■ **EXERCISE OBJECTIVE**:
Only lines with the string "bằng" matter here; gather them from the material below.

____ SUPPLIED RECORDS

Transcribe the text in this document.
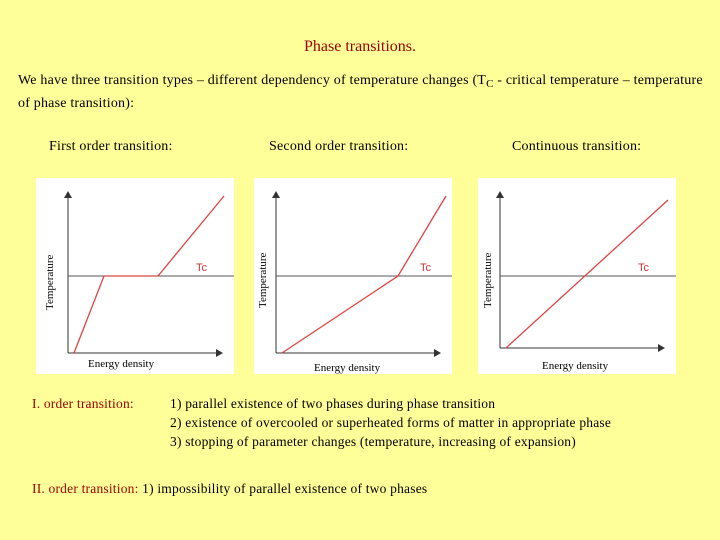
Phase transitions.
We have three transition types – different dependency of temperature changes ($T_C$ - critical temperature – temperature of phase transition):
First order transition:	Second order transition:	Continuous transition:
Tc
Energy density
Temperature	Tc
Energy density
Temperature	Tc
Energy density
Temperature
I. order transition:	1) parallel existence of two phases during phase transition
2) existence of overcooled or superheated forms of matter in appropriate phase
3) stopping of parameter changes (temperature, increasing of expansion)
II. order transition: 1) impossibility of parallel existence of two phases
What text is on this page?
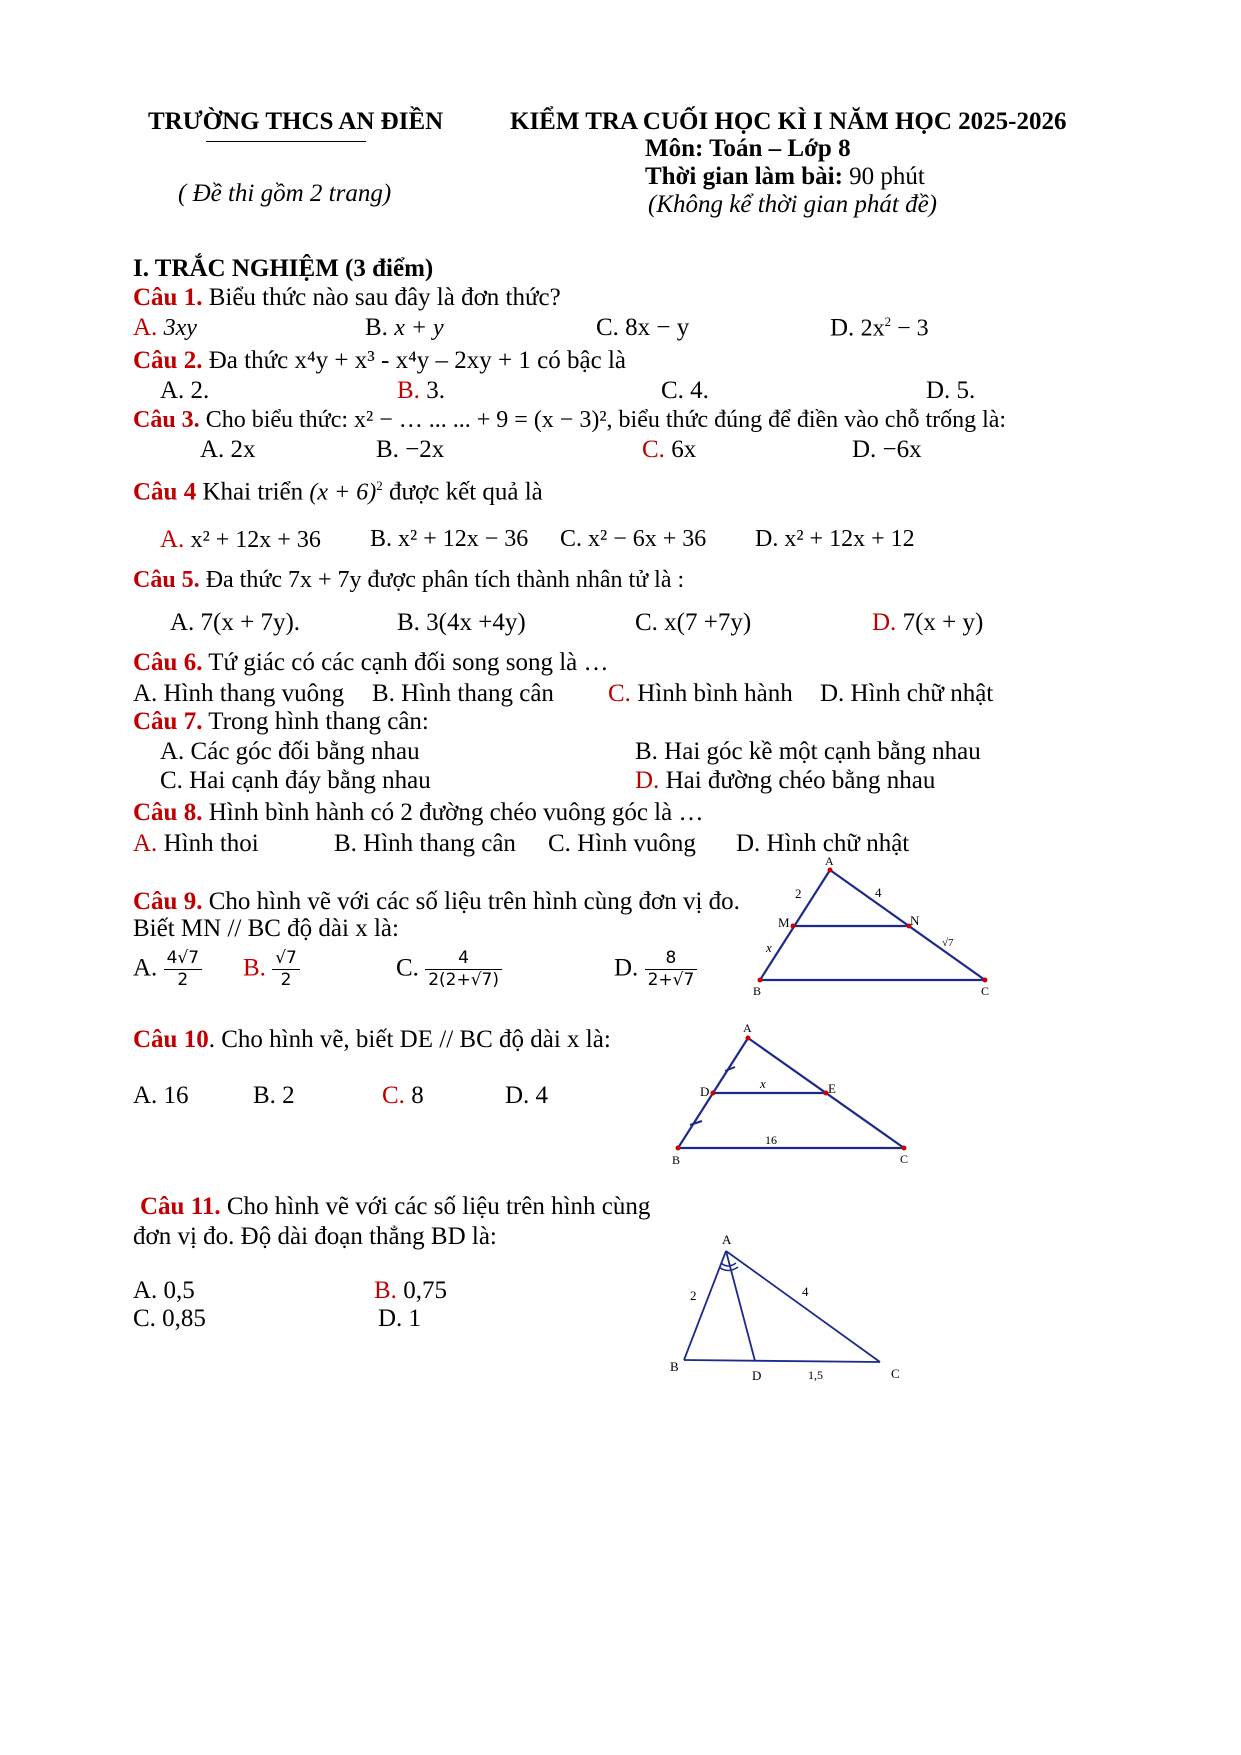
TRƯỜNG THCS AN ĐIỀN
( Đề thi gồm 2 trang)
KIỂM TRA CUỐI HỌC KÌ I NĂM HỌC 2025-2026
Môn: Toán – Lớp 8
Thời gian làm bài: 90 phút
(Không kể thời gian phát đề)
I. TRẮC NGHIỆM (3 điểm)
Câu 1. Biểu thức nào sau đây là đơn thức?
A. 3xy	B. x + y	C. 8x − y	D. $2x^2 - 3$
Câu 2. Đa thức x⁴y + x³ - x⁴y – 2xy + 1 có bậc là
A. 2.	B. 3.	C. 4.	D. 5.
Câu 3. Cho biểu thức: x² − … ... ... + 9 = (x − 3)², biểu thức đúng để điền vào chỗ trống là:
A. 2x	B. −2x	C. 6x	D. −6x
Câu 4 Khai triển $(x + 6)^2$ được kết quả là
A. x² + 12x + 36 B. x² + 12x − 36 C. x² − 6x + 36 D. x² + 12x + 12
Câu 5. Đa thức 7x + 7y được phân tích thành nhân tử là :
A. 7(x + 7y).	B. 3(4x +4y)	C. x(7 +7y)	D. 7(x + y)
Câu 6. Tứ giác có các cạnh đối song song là …
A. Hình thang vuông B. Hình thang cân C. Hình bình hành D. Hình chữ nhật
Câu 7. Trong hình thang cân:
A. Các góc đối bằng nhau	B. Hai góc kề một cạnh bằng nhau
C. Hai cạnh đáy bằng nhau	D. Hai đường chéo bằng nhau
Câu 8. Hình bình hành có 2 đường chéo vuông góc là …
A. Hình thoi	B. Hình thang cân C. Hình vuông D. Hình chữ nhật
Câu 9. Cho hình vẽ với các số liệu trên hình cùng đơn vị đo.
Biết MN // BC độ dài x là:
A. $\frac{4√7}{2} B$. $\frac{√7}{2}$	C. $\frac{4}{2(2+√7)}$	D. $\frac{8}{2+√7}$
A
B	C
M	N
2	4
x	√7
Câu 10. Cho hình vẽ, biết DE // BC độ dài x là:
A. 16	B. 2	C. 8	D. 4
A
B	C
D	E
x
16
Câu 11. Cho hình vẽ với các số liệu trên hình cùng
đơn vị đo. Độ dài đoạn thẳng BD là:
A. 0,5	B. 0,75
C. 0,85	D. 1
A
B	C
D
2	4
1,5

________

■ **PROBLEM SOLUTION**:
A. Các góc đối bằng nhau	B. Hai góc kề một cạnh bằng nhau
C. Hai cạnh đáy bằng nhau	D. Hai đường chéo bằng nhau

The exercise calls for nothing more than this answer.